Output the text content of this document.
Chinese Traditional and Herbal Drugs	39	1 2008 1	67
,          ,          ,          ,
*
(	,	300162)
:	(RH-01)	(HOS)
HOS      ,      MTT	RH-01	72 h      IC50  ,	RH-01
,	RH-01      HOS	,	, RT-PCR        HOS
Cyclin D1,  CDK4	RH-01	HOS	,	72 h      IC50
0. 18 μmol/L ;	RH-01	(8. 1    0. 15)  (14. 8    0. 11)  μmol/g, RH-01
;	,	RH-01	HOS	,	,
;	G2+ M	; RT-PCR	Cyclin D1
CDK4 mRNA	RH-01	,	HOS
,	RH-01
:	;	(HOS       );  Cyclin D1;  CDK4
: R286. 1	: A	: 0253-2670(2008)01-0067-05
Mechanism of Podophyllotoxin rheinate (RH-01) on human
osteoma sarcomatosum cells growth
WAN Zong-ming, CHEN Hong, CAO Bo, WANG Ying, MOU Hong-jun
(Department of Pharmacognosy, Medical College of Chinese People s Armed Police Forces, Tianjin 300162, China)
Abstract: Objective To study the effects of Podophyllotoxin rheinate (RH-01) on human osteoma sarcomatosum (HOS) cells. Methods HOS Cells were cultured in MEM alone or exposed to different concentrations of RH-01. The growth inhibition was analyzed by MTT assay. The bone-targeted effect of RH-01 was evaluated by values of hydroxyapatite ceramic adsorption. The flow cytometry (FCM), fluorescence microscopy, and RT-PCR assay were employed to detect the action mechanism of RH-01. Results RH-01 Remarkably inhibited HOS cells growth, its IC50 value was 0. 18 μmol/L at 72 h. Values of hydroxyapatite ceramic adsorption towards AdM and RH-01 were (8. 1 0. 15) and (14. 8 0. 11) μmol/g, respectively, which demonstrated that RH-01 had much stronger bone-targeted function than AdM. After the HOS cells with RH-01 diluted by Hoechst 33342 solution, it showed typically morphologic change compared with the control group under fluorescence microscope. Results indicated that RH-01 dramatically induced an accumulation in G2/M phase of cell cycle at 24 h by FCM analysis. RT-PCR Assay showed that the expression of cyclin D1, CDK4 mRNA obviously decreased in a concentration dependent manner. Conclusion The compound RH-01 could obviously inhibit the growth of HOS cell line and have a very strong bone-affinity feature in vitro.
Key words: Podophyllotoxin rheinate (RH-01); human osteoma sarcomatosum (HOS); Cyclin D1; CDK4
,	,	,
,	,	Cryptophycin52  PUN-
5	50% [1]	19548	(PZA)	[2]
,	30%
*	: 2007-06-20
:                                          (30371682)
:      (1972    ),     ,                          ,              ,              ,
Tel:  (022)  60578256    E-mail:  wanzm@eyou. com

__WORK ITEM__
Exactly as shown above, copy out the material.

__EXPECTED ANSWER__
Output the text content of this document.
Chinese Traditional and Herbal Drugs	39	1 2008 1	67
,          ,          ,          ,
*
(	,	300162)
:	(RH-01)	(HOS)
HOS      ,      MTT	RH-01	72 h      IC50  ,	RH-01
,	RH-01      HOS	,	, RT-PCR        HOS
Cyclin D1,  CDK4	RH-01	HOS	,	72 h      IC50
0. 18 μmol/L ;	RH-01	(8. 1    0. 15)  (14. 8    0. 11)  μmol/g, RH-01
;	,	RH-01	HOS	,	,
;	G2+ M	; RT-PCR	Cyclin D1
CDK4 mRNA	RH-01	,	HOS
,	RH-01
:	;	(HOS       );  Cyclin D1;  CDK4
: R286. 1	: A	: 0253-2670(2008)01-0067-05
Mechanism of Podophyllotoxin rheinate (RH-01) on human
osteoma sarcomatosum cells growth
WAN Zong-ming, CHEN Hong, CAO Bo, WANG Ying, MOU Hong-jun
(Department of Pharmacognosy, Medical College of Chinese People s Armed Police Forces, Tianjin 300162, China)
Abstract: Objective To study the effects of Podophyllotoxin rheinate (RH-01) on human osteoma sarcomatosum (HOS) cells. Methods HOS Cells were cultured in MEM alone or exposed to different concentrations of RH-01. The growth inhibition was analyzed by MTT assay. The bone-targeted effect of RH-01 was evaluated by values of hydroxyapatite ceramic adsorption. The flow cytometry (FCM), fluorescence microscopy, and RT-PCR assay were employed to detect the action mechanism of RH-01. Results RH-01 Remarkably inhibited HOS cells growth, its IC50 value was 0. 18 μmol/L at 72 h. Values of hydroxyapatite ceramic adsorption towards AdM and RH-01 were (8. 1 0. 15) and (14. 8 0. 11) μmol/g, respectively, which demonstrated that RH-01 had much stronger bone-targeted function than AdM. After the HOS cells with RH-01 diluted by Hoechst 33342 solution, it showed typically morphologic change compared with the control group under fluorescence microscope. Results indicated that RH-01 dramatically induced an accumulation in G2/M phase of cell cycle at 24 h by FCM analysis. RT-PCR Assay showed that the expression of cyclin D1, CDK4 mRNA obviously decreased in a concentration dependent manner. Conclusion The compound RH-01 could obviously inhibit the growth of HOS cell line and have a very strong bone-affinity feature in vitro.
Key words: Podophyllotoxin rheinate (RH-01); human osteoma sarcomatosum (HOS); Cyclin D1; CDK4
,	,	,
,	,	Cryptophycin52  PUN-
5	50% [1]	19548	(PZA)	[2]
,	30%
*	: 2007-06-20
:                                          (30371682)
:      (1972    ),     ,                          ,              ,              ,
Tel:  (022)  60578256    E-mail:  wanzm@eyou. com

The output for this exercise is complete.